**EXERCISE INPUT**
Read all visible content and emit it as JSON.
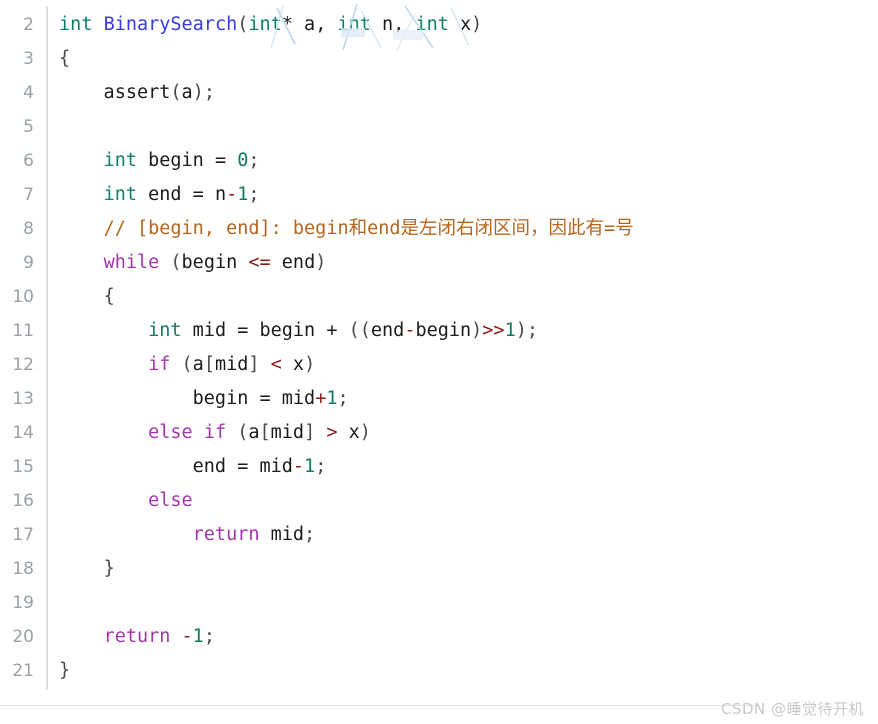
{
  "editor": {
    "language": "C",
    "first_line_number": 2,
    "background_color": "#ffffff",
    "gutter_color": "#9aa0a6",
    "gutter_divider_color": "#dcdddf"
  },
  "theme": {
    "plain": "#1b1b1b",
    "type": "#0f8068",
    "keyword": "#a436ac",
    "function": "#3a3ae0",
    "comment": "#b5651d",
    "number": "#0f7a5f",
    "operator": "#8b1a1a",
    "punctuation": "#4a4a4a",
    "artifact": "#bcd8ef"
  },
  "lines": [
    {
      "number": "2",
      "tokens": [
        {
          "text": "int",
          "kind": "type"
        },
        {
          "text": " ",
          "kind": "plain"
        },
        {
          "text": "BinarySearch",
          "kind": "func"
        },
        {
          "text": "(",
          "kind": "punct"
        },
        {
          "text": "int",
          "kind": "type"
        },
        {
          "text": "* a, ",
          "kind": "plain"
        },
        {
          "text": "int",
          "kind": "type"
        },
        {
          "text": " n, ",
          "kind": "plain"
        },
        {
          "text": "int",
          "kind": "type"
        },
        {
          "text": " x",
          "kind": "plain"
        },
        {
          "text": ")",
          "kind": "punct"
        }
      ]
    },
    {
      "number": "3",
      "tokens": [
        {
          "text": "{",
          "kind": "punct"
        }
      ]
    },
    {
      "number": "4",
      "tokens": [
        {
          "text": "    assert",
          "kind": "plain"
        },
        {
          "text": "(",
          "kind": "punct"
        },
        {
          "text": "a",
          "kind": "plain"
        },
        {
          "text": ")",
          "kind": "punct"
        },
        {
          "text": ";",
          "kind": "punct"
        }
      ]
    },
    {
      "number": "5",
      "tokens": []
    },
    {
      "number": "6",
      "tokens": [
        {
          "text": "    ",
          "kind": "plain"
        },
        {
          "text": "int",
          "kind": "type"
        },
        {
          "text": " begin = ",
          "kind": "plain"
        },
        {
          "text": "0",
          "kind": "number"
        },
        {
          "text": ";",
          "kind": "punct"
        }
      ]
    },
    {
      "number": "7",
      "tokens": [
        {
          "text": "    ",
          "kind": "plain"
        },
        {
          "text": "int",
          "kind": "type"
        },
        {
          "text": " end = n",
          "kind": "plain"
        },
        {
          "text": "-",
          "kind": "op"
        },
        {
          "text": "1",
          "kind": "number"
        },
        {
          "text": ";",
          "kind": "punct"
        }
      ]
    },
    {
      "number": "8",
      "tokens": [
        {
          "text": "    ",
          "kind": "plain"
        },
        {
          "text": "// [begin, end]: begin",
          "kind": "comment"
        },
        {
          "text": "和",
          "kind": "comment-cjk"
        },
        {
          "text": "end",
          "kind": "comment"
        },
        {
          "text": "是左闭右闭区间，因此有",
          "kind": "comment-cjk"
        },
        {
          "text": "=",
          "kind": "comment"
        },
        {
          "text": "号",
          "kind": "comment-cjk"
        }
      ]
    },
    {
      "number": "9",
      "tokens": [
        {
          "text": "    ",
          "kind": "plain"
        },
        {
          "text": "while",
          "kind": "keyword"
        },
        {
          "text": " ",
          "kind": "plain"
        },
        {
          "text": "(",
          "kind": "punct"
        },
        {
          "text": "begin ",
          "kind": "plain"
        },
        {
          "text": "<=",
          "kind": "op"
        },
        {
          "text": " end",
          "kind": "plain"
        },
        {
          "text": ")",
          "kind": "punct"
        }
      ]
    },
    {
      "number": "10",
      "tokens": [
        {
          "text": "    ",
          "kind": "plain"
        },
        {
          "text": "{",
          "kind": "punct"
        }
      ]
    },
    {
      "number": "11",
      "tokens": [
        {
          "text": "        ",
          "kind": "plain"
        },
        {
          "text": "int",
          "kind": "type"
        },
        {
          "text": " mid = begin + ",
          "kind": "plain"
        },
        {
          "text": "((",
          "kind": "punct"
        },
        {
          "text": "end",
          "kind": "plain"
        },
        {
          "text": "-",
          "kind": "op"
        },
        {
          "text": "begin",
          "kind": "plain"
        },
        {
          "text": ")",
          "kind": "punct"
        },
        {
          "text": ">>",
          "kind": "op"
        },
        {
          "text": "1",
          "kind": "number"
        },
        {
          "text": ")",
          "kind": "punct"
        },
        {
          "text": ";",
          "kind": "punct"
        }
      ]
    },
    {
      "number": "12",
      "tokens": [
        {
          "text": "        ",
          "kind": "plain"
        },
        {
          "text": "if",
          "kind": "keyword"
        },
        {
          "text": " ",
          "kind": "plain"
        },
        {
          "text": "(",
          "kind": "punct"
        },
        {
          "text": "a",
          "kind": "plain"
        },
        {
          "text": "[",
          "kind": "punct"
        },
        {
          "text": "mid",
          "kind": "plain"
        },
        {
          "text": "]",
          "kind": "punct"
        },
        {
          "text": " ",
          "kind": "plain"
        },
        {
          "text": "<",
          "kind": "op"
        },
        {
          "text": " x",
          "kind": "plain"
        },
        {
          "text": ")",
          "kind": "punct"
        }
      ]
    },
    {
      "number": "13",
      "tokens": [
        {
          "text": "            begin = mid",
          "kind": "plain"
        },
        {
          "text": "+",
          "kind": "op"
        },
        {
          "text": "1",
          "kind": "number"
        },
        {
          "text": ";",
          "kind": "punct"
        }
      ]
    },
    {
      "number": "14",
      "tokens": [
        {
          "text": "        ",
          "kind": "plain"
        },
        {
          "text": "else",
          "kind": "keyword"
        },
        {
          "text": " ",
          "kind": "plain"
        },
        {
          "text": "if",
          "kind": "keyword"
        },
        {
          "text": " ",
          "kind": "plain"
        },
        {
          "text": "(",
          "kind": "punct"
        },
        {
          "text": "a",
          "kind": "plain"
        },
        {
          "text": "[",
          "kind": "punct"
        },
        {
          "text": "mid",
          "kind": "plain"
        },
        {
          "text": "]",
          "kind": "punct"
        },
        {
          "text": " ",
          "kind": "plain"
        },
        {
          "text": ">",
          "kind": "op"
        },
        {
          "text": " x",
          "kind": "plain"
        },
        {
          "text": ")",
          "kind": "punct"
        }
      ]
    },
    {
      "number": "15",
      "tokens": [
        {
          "text": "            end = mid",
          "kind": "plain"
        },
        {
          "text": "-",
          "kind": "op"
        },
        {
          "text": "1",
          "kind": "number"
        },
        {
          "text": ";",
          "kind": "punct"
        }
      ]
    },
    {
      "number": "16",
      "tokens": [
        {
          "text": "        ",
          "kind": "plain"
        },
        {
          "text": "else",
          "kind": "keyword"
        }
      ]
    },
    {
      "number": "17",
      "tokens": [
        {
          "text": "            ",
          "kind": "plain"
        },
        {
          "text": "return",
          "kind": "keyword"
        },
        {
          "text": " mid",
          "kind": "plain"
        },
        {
          "text": ";",
          "kind": "punct"
        }
      ]
    },
    {
      "number": "18",
      "tokens": [
        {
          "text": "    ",
          "kind": "plain"
        },
        {
          "text": "}",
          "kind": "punct"
        }
      ]
    },
    {
      "number": "19",
      "tokens": []
    },
    {
      "number": "20",
      "tokens": [
        {
          "text": "    ",
          "kind": "plain"
        },
        {
          "text": "return",
          "kind": "keyword"
        },
        {
          "text": " ",
          "kind": "plain"
        },
        {
          "text": "-",
          "kind": "op"
        },
        {
          "text": "1",
          "kind": "number"
        },
        {
          "text": ";",
          "kind": "punct"
        }
      ]
    },
    {
      "number": "21",
      "tokens": [
        {
          "text": "}",
          "kind": "punct"
        }
      ]
    }
  ],
  "watermark": {
    "text": "CSDN @睡觉待开机"
  }
}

**WRITTEN PROBLEM**
Spot every line that holds "begin" and copy it.

**RESULT OF THE EXERCISE**
          "text": " begin = ",
          "text": "// [begin, end]: begin",
          "text": "begin ",
          "text": " mid = begin + ",
          "text": "begin",
          "text": "            begin = mid",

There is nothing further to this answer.